Text block:
════════

Thursday 21 April 2022 | Written by Melina Etches | Published in Culture, National


Workshop teaches traditional voyaging navigating skills
The participants at the two-day Te Puna Marama Voyaging Foundation ‘Iri’iri Kapua no runga I te Tuku Kaveinga Maori a te Ui Tupuna’ workshop. MELINA ETCHES/22042004

Teaching should and must be taught in Te Reo Maori, says Cook Islands master navigator and captain Peia Patai.

Patai led Te Puna Marama Voyaging Foundation ‘Iri’iri Kapua no runga I te Tuku Kaveinga Maori a te Ui Tupuna’ – a two-day workshop to discuss, collect and document in Cook Islands Maori, our star, constellations and other traditional navigational terms. The workshop held at the National Auditorium is also to enable the creation of resources and a curriculum in Te Reo Maori to teach navigation in the Cook Islands.

Patai said: “This information we collect will be collated and used to teach traditional navigation in our Cook Islands Maori language.”

“We cannot teach it (traditional navigation) in English, it doesn’t feel right, we must teach it in our reo Maori …”

Patai recognises the wealth of traditional information held by the Pa Metua, the elders, who are considered the holders of knowledge. He has conducted the same workshop in Auckland, New Zealand where many of the older Cook Islands generation live.

“The biggest thing for us is to teach what we have learnt from the ‘holders of knowledge’, for us to teach the knowledge so it doesn’t disappear again.”

════════

Entries provided:

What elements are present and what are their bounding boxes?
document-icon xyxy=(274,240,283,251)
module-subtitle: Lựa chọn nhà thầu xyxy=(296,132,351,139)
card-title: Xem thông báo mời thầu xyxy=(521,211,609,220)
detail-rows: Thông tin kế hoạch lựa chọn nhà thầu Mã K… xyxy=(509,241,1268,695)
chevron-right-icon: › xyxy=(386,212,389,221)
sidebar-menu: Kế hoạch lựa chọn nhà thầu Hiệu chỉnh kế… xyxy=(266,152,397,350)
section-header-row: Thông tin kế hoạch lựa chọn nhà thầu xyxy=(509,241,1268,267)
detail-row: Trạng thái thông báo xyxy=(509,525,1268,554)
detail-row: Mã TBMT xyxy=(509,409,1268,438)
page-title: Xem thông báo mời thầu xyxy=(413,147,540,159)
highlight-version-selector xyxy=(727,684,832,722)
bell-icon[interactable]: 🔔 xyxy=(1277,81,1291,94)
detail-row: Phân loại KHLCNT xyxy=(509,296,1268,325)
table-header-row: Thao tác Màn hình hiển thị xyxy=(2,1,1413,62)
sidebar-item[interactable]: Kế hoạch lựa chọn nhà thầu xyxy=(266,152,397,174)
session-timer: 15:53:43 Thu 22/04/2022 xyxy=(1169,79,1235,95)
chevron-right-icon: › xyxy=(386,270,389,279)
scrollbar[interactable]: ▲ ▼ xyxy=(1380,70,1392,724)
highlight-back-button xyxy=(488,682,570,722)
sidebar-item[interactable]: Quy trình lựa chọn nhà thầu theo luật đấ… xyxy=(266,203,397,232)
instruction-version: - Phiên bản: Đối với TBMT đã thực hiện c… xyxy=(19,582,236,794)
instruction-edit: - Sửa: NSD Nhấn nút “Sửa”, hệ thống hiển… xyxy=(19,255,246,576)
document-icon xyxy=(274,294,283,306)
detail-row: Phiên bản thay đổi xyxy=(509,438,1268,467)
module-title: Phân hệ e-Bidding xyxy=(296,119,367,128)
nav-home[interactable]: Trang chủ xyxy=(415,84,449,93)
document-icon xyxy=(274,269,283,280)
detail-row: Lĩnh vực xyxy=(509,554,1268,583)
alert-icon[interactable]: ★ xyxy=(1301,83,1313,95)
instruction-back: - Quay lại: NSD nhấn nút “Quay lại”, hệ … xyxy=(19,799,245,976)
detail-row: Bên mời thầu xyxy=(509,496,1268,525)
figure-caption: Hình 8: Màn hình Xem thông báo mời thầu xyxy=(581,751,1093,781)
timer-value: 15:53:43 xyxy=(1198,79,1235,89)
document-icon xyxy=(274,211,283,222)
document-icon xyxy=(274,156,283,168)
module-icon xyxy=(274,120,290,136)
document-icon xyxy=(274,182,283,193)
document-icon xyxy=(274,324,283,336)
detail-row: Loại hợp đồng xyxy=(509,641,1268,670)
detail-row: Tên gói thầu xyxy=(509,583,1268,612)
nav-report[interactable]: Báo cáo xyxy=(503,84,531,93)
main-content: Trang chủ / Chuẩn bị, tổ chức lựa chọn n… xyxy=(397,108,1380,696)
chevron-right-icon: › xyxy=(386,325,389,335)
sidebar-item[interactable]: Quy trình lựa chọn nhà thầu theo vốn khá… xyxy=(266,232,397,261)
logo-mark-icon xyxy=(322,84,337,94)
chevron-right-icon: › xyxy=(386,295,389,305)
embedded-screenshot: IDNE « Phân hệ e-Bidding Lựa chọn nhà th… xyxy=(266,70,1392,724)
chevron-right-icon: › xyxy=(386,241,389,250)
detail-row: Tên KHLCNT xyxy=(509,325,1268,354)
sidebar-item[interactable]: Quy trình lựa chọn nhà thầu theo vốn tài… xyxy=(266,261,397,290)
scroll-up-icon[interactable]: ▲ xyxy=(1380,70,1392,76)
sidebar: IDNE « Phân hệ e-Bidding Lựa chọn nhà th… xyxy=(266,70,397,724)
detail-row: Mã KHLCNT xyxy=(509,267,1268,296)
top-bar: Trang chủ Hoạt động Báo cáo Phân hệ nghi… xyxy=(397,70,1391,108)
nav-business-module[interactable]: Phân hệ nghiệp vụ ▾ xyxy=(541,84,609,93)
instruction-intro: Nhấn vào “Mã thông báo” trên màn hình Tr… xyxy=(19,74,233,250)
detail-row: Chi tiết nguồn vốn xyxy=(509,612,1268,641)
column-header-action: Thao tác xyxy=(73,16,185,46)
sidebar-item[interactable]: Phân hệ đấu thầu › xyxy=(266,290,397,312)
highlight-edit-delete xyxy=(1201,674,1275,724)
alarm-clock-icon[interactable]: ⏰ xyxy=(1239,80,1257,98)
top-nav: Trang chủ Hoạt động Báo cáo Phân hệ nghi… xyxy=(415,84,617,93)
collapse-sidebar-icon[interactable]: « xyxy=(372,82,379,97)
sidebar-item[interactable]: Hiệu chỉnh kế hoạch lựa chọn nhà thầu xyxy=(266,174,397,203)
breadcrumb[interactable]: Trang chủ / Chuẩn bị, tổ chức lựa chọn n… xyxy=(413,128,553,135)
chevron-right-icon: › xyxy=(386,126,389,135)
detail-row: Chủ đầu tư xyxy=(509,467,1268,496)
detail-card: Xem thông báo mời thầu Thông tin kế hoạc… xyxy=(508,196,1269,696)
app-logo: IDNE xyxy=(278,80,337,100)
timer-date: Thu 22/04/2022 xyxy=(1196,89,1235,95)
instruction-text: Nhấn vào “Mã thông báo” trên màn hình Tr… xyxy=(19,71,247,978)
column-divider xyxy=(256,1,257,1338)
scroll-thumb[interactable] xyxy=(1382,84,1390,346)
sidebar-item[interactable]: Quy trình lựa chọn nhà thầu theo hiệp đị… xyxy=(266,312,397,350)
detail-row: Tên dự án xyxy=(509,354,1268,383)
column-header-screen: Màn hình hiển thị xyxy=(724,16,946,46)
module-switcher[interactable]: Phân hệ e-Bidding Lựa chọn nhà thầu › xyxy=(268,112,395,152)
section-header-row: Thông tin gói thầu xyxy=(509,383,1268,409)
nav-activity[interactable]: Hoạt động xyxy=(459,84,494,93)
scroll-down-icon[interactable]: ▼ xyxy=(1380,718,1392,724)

════════

Goal of the exercise: Carry on the article about the Cook Islands voyaging navigation workshop, picking up right after its final sentence. The entries are taken from a different source than the article on the navigation workshop.

Written answer:
Maori names and titles will be compiled and recorded and from this list the navigators will decide which names they will adopt and use for their teachings.

Teachers, Te Kopapa Reo Maori language members, Vaka Marumaru Atua crew were among the mix of attendees at the workshop.

Pleased at the interest shown, Patai said: “I’m excited, and having some teachers present is good, they know how to teach…”

Te Puna Marama Voyaging Foundation member Cecile Martin acknowledged the support from Marumaru Atua – Cook Islands Voyaging Society, New Zealand High Commission and the Ministry of Cultural Development Cook Islands.

Presentations were delivered by Gerald McCormack and Joseph Brider from the Cook Islands Natural Heritage Trust, and Pwo navigator and captain Peia Patai. Topics of discussion included the star compass, initiation of a navigator and the use of kava in traditional ceremonies.